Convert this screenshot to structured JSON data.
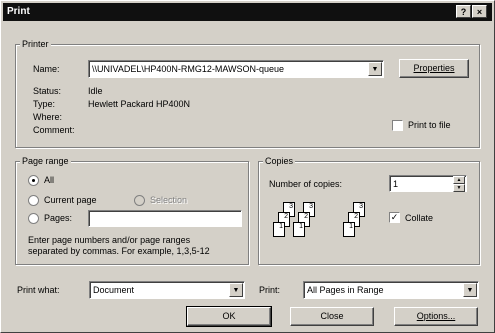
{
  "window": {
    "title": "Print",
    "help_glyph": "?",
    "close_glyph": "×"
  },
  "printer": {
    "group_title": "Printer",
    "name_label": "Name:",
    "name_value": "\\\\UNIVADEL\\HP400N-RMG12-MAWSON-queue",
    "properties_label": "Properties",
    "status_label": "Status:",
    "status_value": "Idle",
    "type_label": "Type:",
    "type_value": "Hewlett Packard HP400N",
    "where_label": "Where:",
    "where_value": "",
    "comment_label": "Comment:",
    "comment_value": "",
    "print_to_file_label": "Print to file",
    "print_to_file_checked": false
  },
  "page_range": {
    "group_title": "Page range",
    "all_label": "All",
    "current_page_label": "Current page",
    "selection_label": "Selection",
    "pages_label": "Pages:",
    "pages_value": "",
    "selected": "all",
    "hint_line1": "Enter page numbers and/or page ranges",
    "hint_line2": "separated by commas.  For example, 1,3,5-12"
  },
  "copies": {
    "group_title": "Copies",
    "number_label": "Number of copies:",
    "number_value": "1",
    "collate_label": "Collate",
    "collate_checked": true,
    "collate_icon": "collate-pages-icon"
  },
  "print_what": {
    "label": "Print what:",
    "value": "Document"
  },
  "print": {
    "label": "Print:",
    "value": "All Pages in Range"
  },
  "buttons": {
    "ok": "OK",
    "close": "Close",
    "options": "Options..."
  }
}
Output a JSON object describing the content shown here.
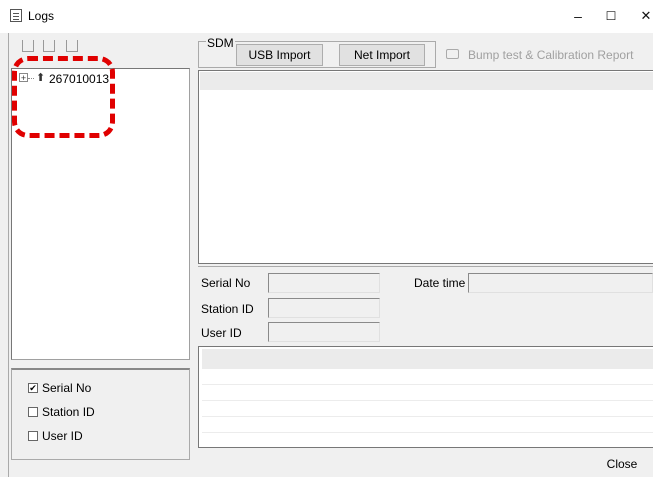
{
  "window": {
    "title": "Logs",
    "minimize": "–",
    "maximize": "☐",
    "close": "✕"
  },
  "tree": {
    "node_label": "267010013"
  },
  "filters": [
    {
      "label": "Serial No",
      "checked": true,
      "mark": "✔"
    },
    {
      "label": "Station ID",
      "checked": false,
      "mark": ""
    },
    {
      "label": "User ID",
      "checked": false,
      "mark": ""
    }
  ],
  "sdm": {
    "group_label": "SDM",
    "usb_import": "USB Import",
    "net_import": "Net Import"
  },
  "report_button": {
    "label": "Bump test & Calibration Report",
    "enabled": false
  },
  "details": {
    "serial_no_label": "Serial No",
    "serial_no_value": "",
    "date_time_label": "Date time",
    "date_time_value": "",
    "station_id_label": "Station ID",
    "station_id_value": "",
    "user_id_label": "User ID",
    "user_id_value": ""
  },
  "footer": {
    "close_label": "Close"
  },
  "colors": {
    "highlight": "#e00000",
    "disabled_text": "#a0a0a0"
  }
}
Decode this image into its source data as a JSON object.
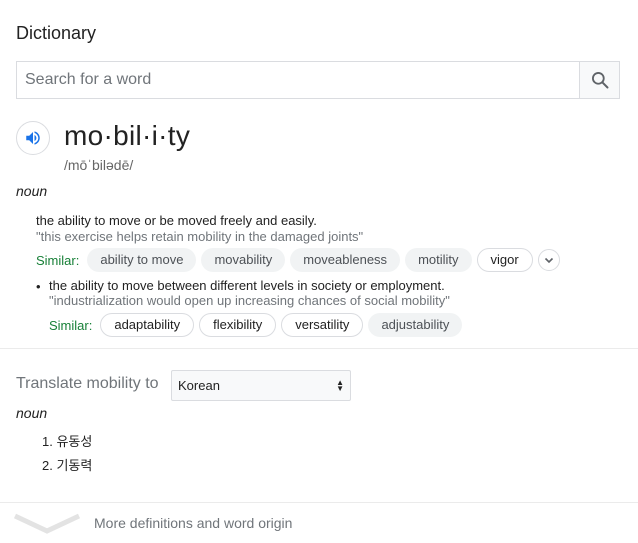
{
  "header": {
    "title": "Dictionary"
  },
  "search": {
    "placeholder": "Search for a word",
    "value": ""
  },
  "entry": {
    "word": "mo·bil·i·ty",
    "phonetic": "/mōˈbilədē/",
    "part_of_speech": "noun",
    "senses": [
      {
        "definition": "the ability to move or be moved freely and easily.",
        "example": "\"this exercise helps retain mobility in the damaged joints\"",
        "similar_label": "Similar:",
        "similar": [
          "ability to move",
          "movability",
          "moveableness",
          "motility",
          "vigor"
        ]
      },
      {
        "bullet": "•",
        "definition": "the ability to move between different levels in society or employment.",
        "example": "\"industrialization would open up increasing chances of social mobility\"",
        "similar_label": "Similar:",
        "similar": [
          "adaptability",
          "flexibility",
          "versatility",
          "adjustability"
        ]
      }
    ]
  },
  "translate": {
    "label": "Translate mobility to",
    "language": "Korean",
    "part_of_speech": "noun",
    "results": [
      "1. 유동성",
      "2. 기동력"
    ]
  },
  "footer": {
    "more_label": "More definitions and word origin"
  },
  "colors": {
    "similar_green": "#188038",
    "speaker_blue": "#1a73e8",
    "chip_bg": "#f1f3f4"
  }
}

........

_WORK TO DO_: Return each line of the listing that holds the string "example".

_FULL ANSWER_:
    "hint_line2": "separated by commas.  For example, 1,3,5-12"
        "example": "\"this exercise helps retain mobility in the damaged joints\"",
        "example": "\"industrialization would open up increasing chances of social mobility\"",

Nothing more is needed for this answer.